--- TASK PROMPT ---
Return a copy of each line that holds the string "الابتدائى".

--- INFORMATION GIVEN ---
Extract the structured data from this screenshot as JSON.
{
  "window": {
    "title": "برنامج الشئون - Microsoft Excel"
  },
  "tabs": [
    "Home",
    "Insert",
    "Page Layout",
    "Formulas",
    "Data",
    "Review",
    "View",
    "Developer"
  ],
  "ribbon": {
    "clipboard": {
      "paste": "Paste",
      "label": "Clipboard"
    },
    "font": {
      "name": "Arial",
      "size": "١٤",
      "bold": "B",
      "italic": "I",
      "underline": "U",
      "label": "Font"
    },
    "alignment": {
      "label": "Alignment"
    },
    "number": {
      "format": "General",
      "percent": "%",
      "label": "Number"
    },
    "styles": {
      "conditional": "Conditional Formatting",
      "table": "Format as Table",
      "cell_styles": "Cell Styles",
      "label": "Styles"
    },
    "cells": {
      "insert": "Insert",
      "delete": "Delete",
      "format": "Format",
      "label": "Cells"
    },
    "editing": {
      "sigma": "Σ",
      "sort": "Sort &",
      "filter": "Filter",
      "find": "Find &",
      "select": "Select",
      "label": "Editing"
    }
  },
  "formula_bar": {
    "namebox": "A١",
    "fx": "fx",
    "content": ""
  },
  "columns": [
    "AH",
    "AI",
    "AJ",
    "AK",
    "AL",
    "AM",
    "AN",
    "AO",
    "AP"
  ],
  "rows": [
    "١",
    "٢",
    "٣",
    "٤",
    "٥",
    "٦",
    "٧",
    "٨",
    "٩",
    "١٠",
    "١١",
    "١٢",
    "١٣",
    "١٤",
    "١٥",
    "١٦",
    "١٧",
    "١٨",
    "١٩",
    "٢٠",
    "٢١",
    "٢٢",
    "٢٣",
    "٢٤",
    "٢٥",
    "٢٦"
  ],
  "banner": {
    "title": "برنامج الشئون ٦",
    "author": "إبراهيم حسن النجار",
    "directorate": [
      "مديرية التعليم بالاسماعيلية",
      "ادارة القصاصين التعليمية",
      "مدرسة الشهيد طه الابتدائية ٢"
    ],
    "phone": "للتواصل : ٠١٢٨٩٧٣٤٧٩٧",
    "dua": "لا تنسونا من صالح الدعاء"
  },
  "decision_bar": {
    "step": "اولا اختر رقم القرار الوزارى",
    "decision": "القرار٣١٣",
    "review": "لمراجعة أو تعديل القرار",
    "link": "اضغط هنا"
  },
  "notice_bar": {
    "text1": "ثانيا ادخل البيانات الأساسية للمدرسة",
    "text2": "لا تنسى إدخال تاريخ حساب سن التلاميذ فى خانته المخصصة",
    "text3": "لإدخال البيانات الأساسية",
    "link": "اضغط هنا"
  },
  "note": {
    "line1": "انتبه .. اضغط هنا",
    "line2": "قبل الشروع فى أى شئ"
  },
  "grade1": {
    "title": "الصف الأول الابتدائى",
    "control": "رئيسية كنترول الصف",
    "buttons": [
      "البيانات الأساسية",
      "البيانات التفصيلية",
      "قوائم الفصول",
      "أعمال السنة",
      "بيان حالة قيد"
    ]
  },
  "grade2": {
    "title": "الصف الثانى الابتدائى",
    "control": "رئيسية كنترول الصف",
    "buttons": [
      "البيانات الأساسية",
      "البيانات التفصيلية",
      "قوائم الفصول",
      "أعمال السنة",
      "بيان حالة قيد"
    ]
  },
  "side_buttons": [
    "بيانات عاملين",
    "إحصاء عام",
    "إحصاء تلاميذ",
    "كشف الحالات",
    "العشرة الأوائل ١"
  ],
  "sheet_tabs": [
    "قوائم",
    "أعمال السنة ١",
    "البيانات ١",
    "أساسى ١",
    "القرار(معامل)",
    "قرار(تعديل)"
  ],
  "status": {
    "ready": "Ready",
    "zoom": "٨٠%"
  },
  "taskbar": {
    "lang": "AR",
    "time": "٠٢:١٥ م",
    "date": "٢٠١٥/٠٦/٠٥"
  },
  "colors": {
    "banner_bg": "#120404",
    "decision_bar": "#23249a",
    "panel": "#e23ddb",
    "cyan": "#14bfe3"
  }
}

--- REPLY TO THE EXERCISE ---
    "title": "الصف الأول الابتدائى",
    "title": "الصف الثانى الابتدائى",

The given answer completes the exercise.